───── SOURCE RECORDS

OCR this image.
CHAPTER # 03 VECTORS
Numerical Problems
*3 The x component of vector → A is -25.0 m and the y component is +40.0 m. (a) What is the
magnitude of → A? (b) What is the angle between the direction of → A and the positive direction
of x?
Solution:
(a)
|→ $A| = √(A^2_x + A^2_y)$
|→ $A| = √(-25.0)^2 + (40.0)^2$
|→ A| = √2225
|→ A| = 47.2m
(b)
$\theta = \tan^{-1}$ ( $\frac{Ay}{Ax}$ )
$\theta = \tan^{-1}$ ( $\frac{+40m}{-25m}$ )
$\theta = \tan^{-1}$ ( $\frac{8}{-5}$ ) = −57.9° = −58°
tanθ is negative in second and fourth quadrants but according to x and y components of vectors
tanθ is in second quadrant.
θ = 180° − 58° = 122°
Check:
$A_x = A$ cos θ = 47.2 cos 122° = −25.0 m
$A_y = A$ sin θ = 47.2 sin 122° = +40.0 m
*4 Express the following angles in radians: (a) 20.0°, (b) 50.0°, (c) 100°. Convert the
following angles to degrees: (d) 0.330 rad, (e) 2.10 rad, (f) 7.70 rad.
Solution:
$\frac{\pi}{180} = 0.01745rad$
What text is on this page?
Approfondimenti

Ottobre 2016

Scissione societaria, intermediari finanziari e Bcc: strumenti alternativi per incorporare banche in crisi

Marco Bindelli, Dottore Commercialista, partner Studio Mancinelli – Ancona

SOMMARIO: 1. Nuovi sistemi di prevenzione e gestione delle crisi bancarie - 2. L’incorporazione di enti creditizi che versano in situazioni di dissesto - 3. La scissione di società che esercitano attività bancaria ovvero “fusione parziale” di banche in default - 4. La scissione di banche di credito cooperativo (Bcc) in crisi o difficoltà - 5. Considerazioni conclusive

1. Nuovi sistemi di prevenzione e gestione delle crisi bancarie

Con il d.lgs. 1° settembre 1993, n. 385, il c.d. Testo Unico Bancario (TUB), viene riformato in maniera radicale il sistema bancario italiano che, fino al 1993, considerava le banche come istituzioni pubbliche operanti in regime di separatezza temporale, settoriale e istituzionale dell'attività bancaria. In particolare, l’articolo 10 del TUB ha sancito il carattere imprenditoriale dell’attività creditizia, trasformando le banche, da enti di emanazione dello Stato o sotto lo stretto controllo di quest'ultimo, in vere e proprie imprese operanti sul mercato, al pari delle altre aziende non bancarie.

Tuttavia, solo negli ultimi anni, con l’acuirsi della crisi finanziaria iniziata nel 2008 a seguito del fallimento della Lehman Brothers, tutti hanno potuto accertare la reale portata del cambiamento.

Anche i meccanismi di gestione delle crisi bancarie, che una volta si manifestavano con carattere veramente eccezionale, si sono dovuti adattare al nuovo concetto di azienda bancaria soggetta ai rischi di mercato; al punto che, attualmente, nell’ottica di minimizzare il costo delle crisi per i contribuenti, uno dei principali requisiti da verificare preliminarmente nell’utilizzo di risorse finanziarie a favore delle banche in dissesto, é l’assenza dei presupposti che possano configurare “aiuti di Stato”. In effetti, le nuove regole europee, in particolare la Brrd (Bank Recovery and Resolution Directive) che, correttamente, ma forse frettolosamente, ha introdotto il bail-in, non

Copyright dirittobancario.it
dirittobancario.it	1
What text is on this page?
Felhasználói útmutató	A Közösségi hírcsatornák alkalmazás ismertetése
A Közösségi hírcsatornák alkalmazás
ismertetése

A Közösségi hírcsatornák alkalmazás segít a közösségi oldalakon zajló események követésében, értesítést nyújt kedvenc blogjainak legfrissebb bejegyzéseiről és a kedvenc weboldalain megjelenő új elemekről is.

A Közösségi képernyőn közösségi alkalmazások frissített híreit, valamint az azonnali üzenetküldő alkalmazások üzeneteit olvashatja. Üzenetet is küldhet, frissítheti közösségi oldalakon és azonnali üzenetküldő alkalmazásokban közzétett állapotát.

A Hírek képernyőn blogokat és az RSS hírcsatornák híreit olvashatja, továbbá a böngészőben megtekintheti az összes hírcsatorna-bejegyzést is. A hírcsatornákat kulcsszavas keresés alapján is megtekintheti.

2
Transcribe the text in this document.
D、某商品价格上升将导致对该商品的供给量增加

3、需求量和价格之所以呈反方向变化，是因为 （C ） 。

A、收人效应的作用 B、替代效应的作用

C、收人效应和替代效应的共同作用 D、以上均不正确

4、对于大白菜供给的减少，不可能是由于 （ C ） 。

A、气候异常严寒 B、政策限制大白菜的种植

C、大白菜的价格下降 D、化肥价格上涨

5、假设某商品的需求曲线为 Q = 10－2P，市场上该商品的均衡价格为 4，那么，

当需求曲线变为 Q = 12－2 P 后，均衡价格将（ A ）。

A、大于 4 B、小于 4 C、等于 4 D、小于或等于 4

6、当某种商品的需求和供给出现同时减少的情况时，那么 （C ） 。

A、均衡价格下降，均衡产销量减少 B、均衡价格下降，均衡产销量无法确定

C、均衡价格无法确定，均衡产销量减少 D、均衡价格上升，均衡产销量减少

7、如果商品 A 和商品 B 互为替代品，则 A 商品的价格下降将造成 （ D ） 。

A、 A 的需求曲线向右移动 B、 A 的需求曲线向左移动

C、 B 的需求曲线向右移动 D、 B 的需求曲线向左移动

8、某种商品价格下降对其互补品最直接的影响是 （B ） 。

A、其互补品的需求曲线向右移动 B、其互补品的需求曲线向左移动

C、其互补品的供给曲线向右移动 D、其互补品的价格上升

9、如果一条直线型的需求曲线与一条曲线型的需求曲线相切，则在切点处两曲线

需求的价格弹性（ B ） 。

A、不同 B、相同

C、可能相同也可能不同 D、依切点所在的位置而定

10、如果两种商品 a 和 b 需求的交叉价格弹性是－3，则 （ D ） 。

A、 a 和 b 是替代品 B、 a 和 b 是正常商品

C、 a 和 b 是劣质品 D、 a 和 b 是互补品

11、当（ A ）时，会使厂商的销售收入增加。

──────────

Transcribe the records above exactly as they appear.

EXPECTED OUTPUT
OCR this image.
CHAPTER # 03 VECTORS
Numerical Problems
*3 The x component of vector → A is -25.0 m and the y component is +40.0 m. (a) What is the
magnitude of → A? (b) What is the angle between the direction of → A and the positive direction
of x?
Solution:
(a)
|→ $A| = √(A^2_x + A^2_y)$
|→ $A| = √(-25.0)^2 + (40.0)^2$
|→ A| = √2225
|→ A| = 47.2m
(b)
$\theta = \tan^{-1}$ ( $\frac{Ay}{Ax}$ )
$\theta = \tan^{-1}$ ( $\frac{+40m}{-25m}$ )
$\theta = \tan^{-1}$ ( $\frac{8}{-5}$ ) = −57.9° = −58°
tanθ is negative in second and fourth quadrants but according to x and y components of vectors
tanθ is in second quadrant.
θ = 180° − 58° = 122°
Check:
$A_x = A$ cos θ = 47.2 cos 122° = −25.0 m
$A_y = A$ sin θ = 47.2 sin 122° = +40.0 m
*4 Express the following angles in radians: (a) 20.0°, (b) 50.0°, (c) 100°. Convert the
following angles to degrees: (d) 0.330 rad, (e) 2.10 rad, (f) 7.70 rad.
Solution:
$\frac{\pi}{180} = 0.01745rad$
What text is on this page?
Approfondimenti

Ottobre 2016

Scissione societaria, intermediari finanziari e Bcc: strumenti alternativi per incorporare banche in crisi

Marco Bindelli, Dottore Commercialista, partner Studio Mancinelli – Ancona

SOMMARIO: 1. Nuovi sistemi di prevenzione e gestione delle crisi bancarie - 2. L’incorporazione di enti creditizi che versano in situazioni di dissesto - 3. La scissione di società che esercitano attività bancaria ovvero “fusione parziale” di banche in default - 4. La scissione di banche di credito cooperativo (Bcc) in crisi o difficoltà - 5. Considerazioni conclusive

1. Nuovi sistemi di prevenzione e gestione delle crisi bancarie

Con il d.lgs. 1° settembre 1993, n. 385, il c.d. Testo Unico Bancario (TUB), viene riformato in maniera radicale il sistema bancario italiano che, fino al 1993, considerava le banche come istituzioni pubbliche operanti in regime di separatezza temporale, settoriale e istituzionale dell'attività bancaria. In particolare, l’articolo 10 del TUB ha sancito il carattere imprenditoriale dell’attività creditizia, trasformando le banche, da enti di emanazione dello Stato o sotto lo stretto controllo di quest'ultimo, in vere e proprie imprese operanti sul mercato, al pari delle altre aziende non bancarie.

Tuttavia, solo negli ultimi anni, con l’acuirsi della crisi finanziaria iniziata nel 2008 a seguito del fallimento della Lehman Brothers, tutti hanno potuto accertare la reale portata del cambiamento.

Anche i meccanismi di gestione delle crisi bancarie, che una volta si manifestavano con carattere veramente eccezionale, si sono dovuti adattare al nuovo concetto di azienda bancaria soggetta ai rischi di mercato; al punto che, attualmente, nell’ottica di minimizzare il costo delle crisi per i contribuenti, uno dei principali requisiti da verificare preliminarmente nell’utilizzo di risorse finanziarie a favore delle banche in dissesto, é l’assenza dei presupposti che possano configurare “aiuti di Stato”. In effetti, le nuove regole europee, in particolare la Brrd (Bank Recovery and Resolution Directive) che, correttamente, ma forse frettolosamente, ha introdotto il bail-in, non

Copyright dirittobancario.it
dirittobancario.it	1
What text is on this page?
Felhasználói útmutató	A Közösségi hírcsatornák alkalmazás ismertetése
A Közösségi hírcsatornák alkalmazás
ismertetése

A Közösségi hírcsatornák alkalmazás segít a közösségi oldalakon zajló események követésében, értesítést nyújt kedvenc blogjainak legfrissebb bejegyzéseiről és a kedvenc weboldalain megjelenő új elemekről is.

A Közösségi képernyőn közösségi alkalmazások frissített híreit, valamint az azonnali üzenetküldő alkalmazások üzeneteit olvashatja. Üzenetet is küldhet, frissítheti közösségi oldalakon és azonnali üzenetküldő alkalmazásokban közzétett állapotát.

A Hírek képernyőn blogokat és az RSS hírcsatornák híreit olvashatja, továbbá a böngészőben megtekintheti az összes hírcsatorna-bejegyzést is. A hírcsatornákat kulcsszavas keresés alapján is megtekintheti.

2
Transcribe the text in this document.
D、某商品价格上升将导致对该商品的供给量增加

3、需求量和价格之所以呈反方向变化，是因为 （C ） 。

A、收人效应的作用 B、替代效应的作用

C、收人效应和替代效应的共同作用 D、以上均不正确

4、对于大白菜供给的减少，不可能是由于 （ C ） 。

A、气候异常严寒 B、政策限制大白菜的种植

C、大白菜的价格下降 D、化肥价格上涨

5、假设某商品的需求曲线为 Q = 10－2P，市场上该商品的均衡价格为 4，那么，

当需求曲线变为 Q = 12－2 P 后，均衡价格将（ A ）。

A、大于 4 B、小于 4 C、等于 4 D、小于或等于 4

6、当某种商品的需求和供给出现同时减少的情况时，那么 （C ） 。

A、均衡价格下降，均衡产销量减少 B、均衡价格下降，均衡产销量无法确定

C、均衡价格无法确定，均衡产销量减少 D、均衡价格上升，均衡产销量减少

7、如果商品 A 和商品 B 互为替代品，则 A 商品的价格下降将造成 （ D ） 。

A、 A 的需求曲线向右移动 B、 A 的需求曲线向左移动

C、 B 的需求曲线向右移动 D、 B 的需求曲线向左移动

8、某种商品价格下降对其互补品最直接的影响是 （B ） 。

A、其互补品的需求曲线向右移动 B、其互补品的需求曲线向左移动

C、其互补品的供给曲线向右移动 D、其互补品的价格上升

9、如果一条直线型的需求曲线与一条曲线型的需求曲线相切，则在切点处两曲线

需求的价格弹性（ B ） 。

A、不同 B、相同

C、可能相同也可能不同 D、依切点所在的位置而定

10、如果两种商品 a 和 b 需求的交叉价格弹性是－3，则 （ D ） 。

A、 a 和 b 是替代品 B、 a 和 b 是正常商品

C、 a 和 b 是劣质品 D、 a 和 b 是互补品

11、当（ A ）时，会使厂商的销售收入增加。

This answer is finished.